*CHALLENGE*.
Copy every record exactly, and keep the pictures out.

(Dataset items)
— start —

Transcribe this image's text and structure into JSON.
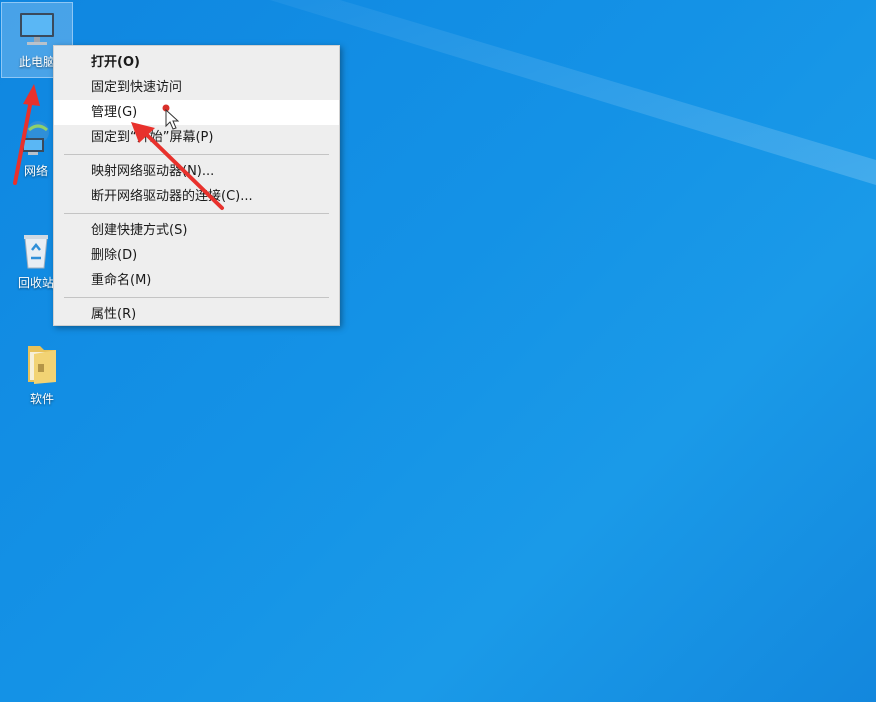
{
  "desktop": {
    "icons": [
      {
        "label": "此电脑",
        "icon": "computer-icon"
      },
      {
        "label": "网络",
        "icon": "network-icon"
      },
      {
        "label": "回收站",
        "icon": "recycle-bin-icon"
      },
      {
        "label": "软件",
        "icon": "folder-icon"
      }
    ]
  },
  "context_menu": {
    "groups": [
      [
        {
          "label": "打开(O)",
          "bold": true
        },
        {
          "label": "固定到快速访问"
        },
        {
          "label": "管理(G)",
          "hover": true
        },
        {
          "label": "固定到“开始”屏幕(P)"
        }
      ],
      [
        {
          "label": "映射网络驱动器(N)..."
        },
        {
          "label": "断开网络驱动器的连接(C)..."
        }
      ],
      [
        {
          "label": "创建快捷方式(S)"
        },
        {
          "label": "删除(D)"
        },
        {
          "label": "重命名(M)"
        }
      ],
      [
        {
          "label": "属性(R)"
        }
      ]
    ]
  },
  "colors": {
    "desktop_blue": "#1492e6",
    "menu_bg": "#eeeeee",
    "menu_hover": "#ffffff",
    "annotation_arrow": "#e8312c"
  }
}
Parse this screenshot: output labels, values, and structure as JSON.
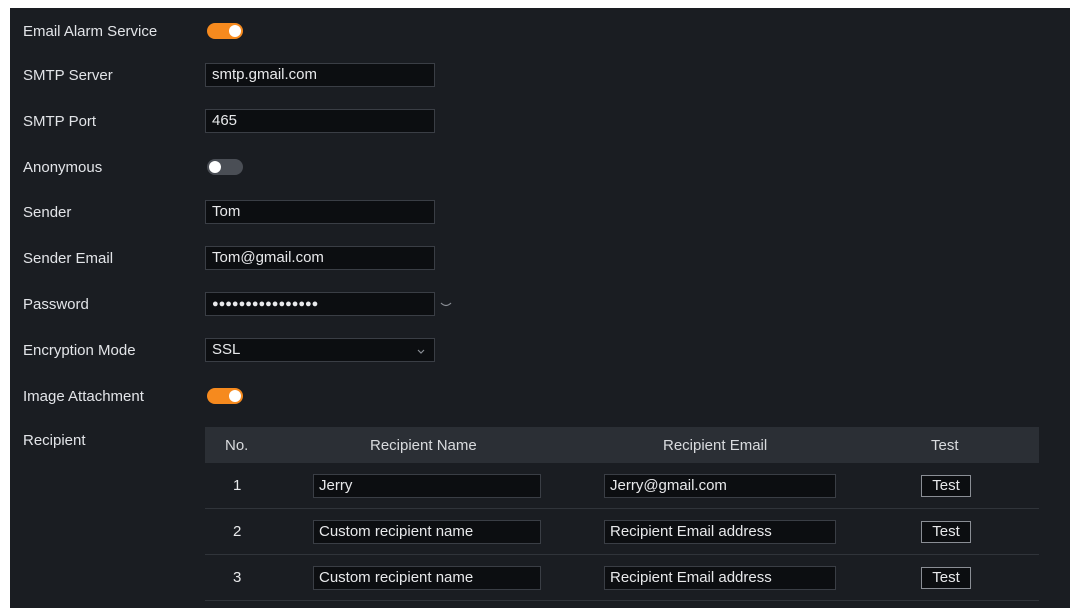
{
  "form": {
    "email_alarm_service": {
      "label": "Email Alarm Service",
      "enabled": true
    },
    "smtp_server": {
      "label": "SMTP Server",
      "value": "smtp.gmail.com"
    },
    "smtp_port": {
      "label": "SMTP Port",
      "value": "465"
    },
    "anonymous": {
      "label": "Anonymous",
      "enabled": false
    },
    "sender": {
      "label": "Sender",
      "value": "Tom"
    },
    "sender_email": {
      "label": "Sender Email",
      "value": "Tom@gmail.com"
    },
    "password": {
      "label": "Password",
      "masked_value": "●●●●●●●●●●●●●●●●",
      "reveal_icon": "eye-icon"
    },
    "encryption_mode": {
      "label": "Encryption Mode",
      "value": "SSL",
      "icon": "chevron-down-icon"
    },
    "image_attachment": {
      "label": "Image Attachment",
      "enabled": true
    },
    "recipient": {
      "label": "Recipient"
    }
  },
  "recipients_table": {
    "headers": {
      "no": "No.",
      "name": "Recipient Name",
      "email": "Recipient Email",
      "test": "Test"
    },
    "rows": [
      {
        "no": "1",
        "name": "Jerry",
        "email": "Jerry@gmail.com",
        "test": "Test"
      },
      {
        "no": "2",
        "name": "Custom recipient name",
        "email": "Recipient Email address",
        "test": "Test"
      },
      {
        "no": "3",
        "name": "Custom recipient name",
        "email": "Recipient Email address",
        "test": "Test"
      }
    ]
  },
  "colors": {
    "background": "#1a1d22",
    "accent": "#f68a1e",
    "toggle_off": "#4a4e55",
    "table_header": "#2b2f35"
  }
}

— end —

*SOLUTION TO THE PROBLEM*.
Transcribe this image's text and structure into JSON.
{
  "desktop": {
    "icons": [
      {
        "label": "此电脑",
        "icon": "computer-icon"
      },
      {
        "label": "网络",
        "icon": "network-icon"
      },
      {
        "label": "回收站",
        "icon": "recycle-bin-icon"
      },
      {
        "label": "软件",
        "icon": "folder-icon"
      }
    ]
  },
  "context_menu": {
    "groups": [
      [
        {
          "label": "打开(O)",
          "bold": true
        },
        {
          "label": "固定到快速访问"
        },
        {
          "label": "管理(G)",
          "hover": true
        },
        {
          "label": "固定到“开始”屏幕(P)"
        }
      ],
      [
        {
          "label": "映射网络驱动器(N)..."
        },
        {
          "label": "断开网络驱动器的连接(C)..."
        }
      ],
      [
        {
          "label": "创建快捷方式(S)"
        },
        {
          "label": "删除(D)"
        },
        {
          "label": "重命名(M)"
        }
      ],
      [
        {
          "label": "属性(R)"
        }
      ]
    ]
  },
  "colors": {
    "desktop_blue": "#1492e6",
    "menu_bg": "#eeeeee",
    "menu_hover": "#ffffff",
    "annotation_arrow": "#e8312c"
  }
}
Parse this screenshot: output labels, values, and structure as JSON.
{
  "form": {
    "email_alarm_service": {
      "label": "Email Alarm Service",
      "enabled": true
    },
    "smtp_server": {
      "label": "SMTP Server",
      "value": "smtp.gmail.com"
    },
    "smtp_port": {
      "label": "SMTP Port",
      "value": "465"
    },
    "anonymous": {
      "label": "Anonymous",
      "enabled": false
    },
    "sender": {
      "label": "Sender",
      "value": "Tom"
    },
    "sender_email": {
      "label": "Sender Email",
      "value": "Tom@gmail.com"
    },
    "password": {
      "label": "Password",
      "masked_value": "●●●●●●●●●●●●●●●●",
      "reveal_icon": "eye-icon"
    },
    "encryption_mode": {
      "label": "Encryption Mode",
      "value": "SSL",
      "icon": "chevron-down-icon"
    },
    "image_attachment": {
      "label": "Image Attachment",
      "enabled": true
    },
    "recipient": {
      "label": "Recipient"
    }
  },
  "recipients_table": {
    "headers": {
      "no": "No.",
      "name": "Recipient Name",
      "email": "Recipient Email",
      "test": "Test"
    },
    "rows": [
      {
        "no": "1",
        "name": "Jerry",
        "email": "Jerry@gmail.com",
        "test": "Test"
      },
      {
        "no": "2",
        "name": "Custom recipient name",
        "email": "Recipient Email address",
        "test": "Test"
      },
      {
        "no": "3",
        "name": "Custom recipient name",
        "email": "Recipient Email address",
        "test": "Test"
      }
    ]
  },
  "colors": {
    "background": "#1a1d22",
    "accent": "#f68a1e",
    "toggle_off": "#4a4e55",
    "table_header": "#2b2f35"
  }
}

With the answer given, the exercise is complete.